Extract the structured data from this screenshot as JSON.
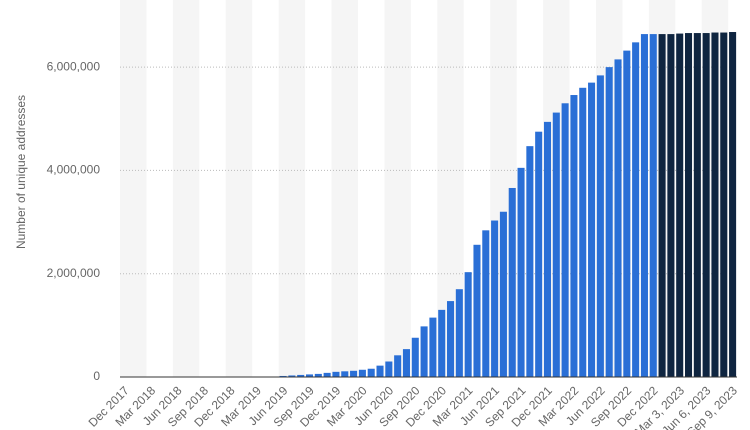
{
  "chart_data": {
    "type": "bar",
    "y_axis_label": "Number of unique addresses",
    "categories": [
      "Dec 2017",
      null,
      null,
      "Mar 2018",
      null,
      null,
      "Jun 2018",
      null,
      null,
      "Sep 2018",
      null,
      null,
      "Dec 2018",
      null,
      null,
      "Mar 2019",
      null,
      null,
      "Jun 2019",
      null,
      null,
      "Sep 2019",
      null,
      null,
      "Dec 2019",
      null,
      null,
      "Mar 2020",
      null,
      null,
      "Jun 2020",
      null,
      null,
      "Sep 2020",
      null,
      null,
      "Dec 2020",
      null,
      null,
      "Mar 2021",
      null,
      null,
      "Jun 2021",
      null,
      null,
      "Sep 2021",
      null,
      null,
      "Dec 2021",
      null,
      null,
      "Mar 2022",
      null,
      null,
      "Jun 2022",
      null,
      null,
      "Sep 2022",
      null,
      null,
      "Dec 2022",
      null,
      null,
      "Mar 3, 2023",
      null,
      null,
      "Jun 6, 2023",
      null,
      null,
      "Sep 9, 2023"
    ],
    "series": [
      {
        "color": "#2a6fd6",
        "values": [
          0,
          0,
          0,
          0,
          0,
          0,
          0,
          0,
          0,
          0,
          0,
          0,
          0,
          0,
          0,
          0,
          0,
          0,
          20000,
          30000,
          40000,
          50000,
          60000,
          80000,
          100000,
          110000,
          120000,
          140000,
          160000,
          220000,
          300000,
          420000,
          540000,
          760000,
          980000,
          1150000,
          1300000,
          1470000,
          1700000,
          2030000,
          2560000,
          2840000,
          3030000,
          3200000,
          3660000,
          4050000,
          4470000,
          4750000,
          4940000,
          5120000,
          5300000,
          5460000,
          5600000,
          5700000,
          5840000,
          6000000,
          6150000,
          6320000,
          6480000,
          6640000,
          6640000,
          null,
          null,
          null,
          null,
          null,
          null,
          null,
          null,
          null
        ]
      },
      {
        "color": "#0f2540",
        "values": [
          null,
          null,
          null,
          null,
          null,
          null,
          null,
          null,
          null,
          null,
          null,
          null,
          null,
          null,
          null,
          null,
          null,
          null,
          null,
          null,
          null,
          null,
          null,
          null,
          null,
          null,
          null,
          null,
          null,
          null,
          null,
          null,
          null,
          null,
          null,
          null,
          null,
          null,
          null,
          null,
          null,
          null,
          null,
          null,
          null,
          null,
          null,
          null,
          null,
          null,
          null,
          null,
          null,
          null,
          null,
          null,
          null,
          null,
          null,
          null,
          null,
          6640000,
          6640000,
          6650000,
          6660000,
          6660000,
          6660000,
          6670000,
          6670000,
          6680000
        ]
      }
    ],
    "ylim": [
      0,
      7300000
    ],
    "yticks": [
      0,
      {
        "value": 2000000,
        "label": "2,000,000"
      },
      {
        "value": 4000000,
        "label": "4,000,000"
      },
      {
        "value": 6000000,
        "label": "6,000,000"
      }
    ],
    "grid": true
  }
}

* * *

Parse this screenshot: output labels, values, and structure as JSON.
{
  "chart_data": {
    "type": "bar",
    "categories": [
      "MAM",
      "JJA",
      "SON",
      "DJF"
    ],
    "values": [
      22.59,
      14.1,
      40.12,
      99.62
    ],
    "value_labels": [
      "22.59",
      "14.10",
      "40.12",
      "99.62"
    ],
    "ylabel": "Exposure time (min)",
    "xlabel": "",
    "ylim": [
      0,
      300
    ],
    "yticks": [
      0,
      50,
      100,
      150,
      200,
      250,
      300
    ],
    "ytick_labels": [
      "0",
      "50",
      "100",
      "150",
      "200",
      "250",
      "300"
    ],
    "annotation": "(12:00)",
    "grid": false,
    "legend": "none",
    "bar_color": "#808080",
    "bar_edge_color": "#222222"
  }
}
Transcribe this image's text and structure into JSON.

--

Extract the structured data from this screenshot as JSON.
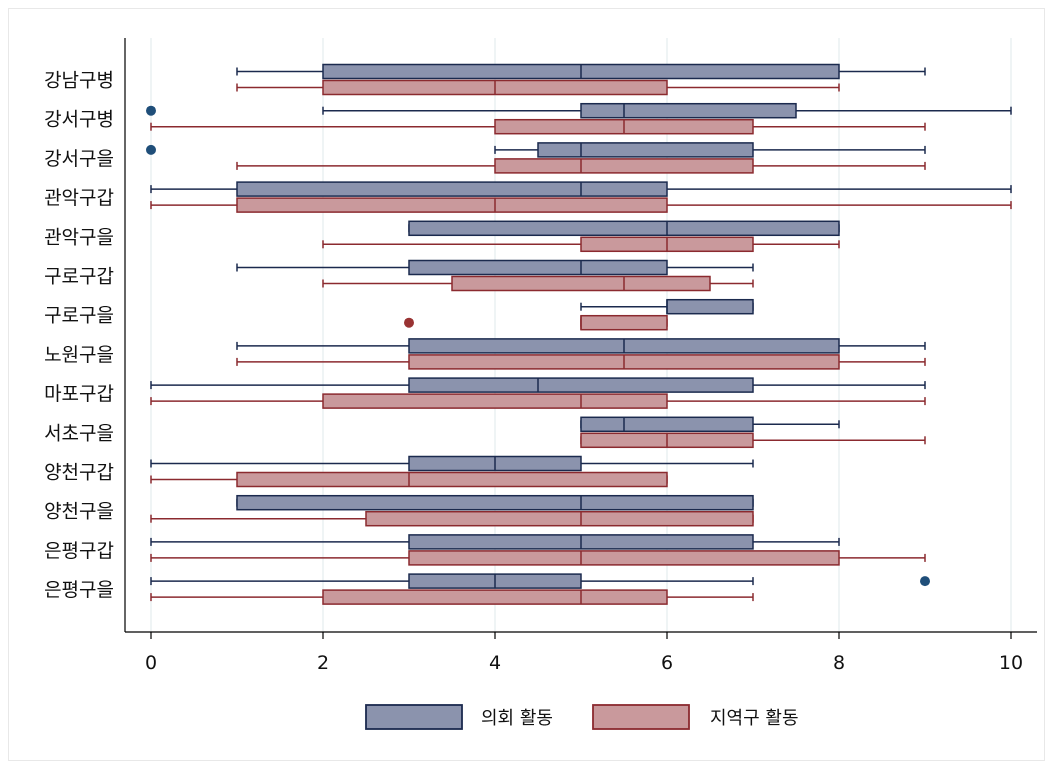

* [Given task]: Reproduce only the lines from the one containing "Parse this screenshot: output" through the one containing "Transcribe this image's", inclusive of both.

* [Answer below]:
Parse this screenshot: output labels, values, and structure as JSON.
{
  "chart_data": {
    "type": "bar",
    "categories": [
      "MAM",
      "JJA",
      "SON",
      "DJF"
    ],
    "values": [
      22.59,
      14.1,
      40.12,
      99.62
    ],
    "value_labels": [
      "22.59",
      "14.10",
      "40.12",
      "99.62"
    ],
    "ylabel": "Exposure time (min)",
    "xlabel": "",
    "ylim": [
      0,
      300
    ],
    "yticks": [
      0,
      50,
      100,
      150,
      200,
      250,
      300
    ],
    "ytick_labels": [
      "0",
      "50",
      "100",
      "150",
      "200",
      "250",
      "300"
    ],
    "annotation": "(12:00)",
    "grid": false,
    "legend": "none",
    "bar_color": "#808080",
    "bar_edge_color": "#222222"
  }
}
Transcribe this image's text and structure into JSON.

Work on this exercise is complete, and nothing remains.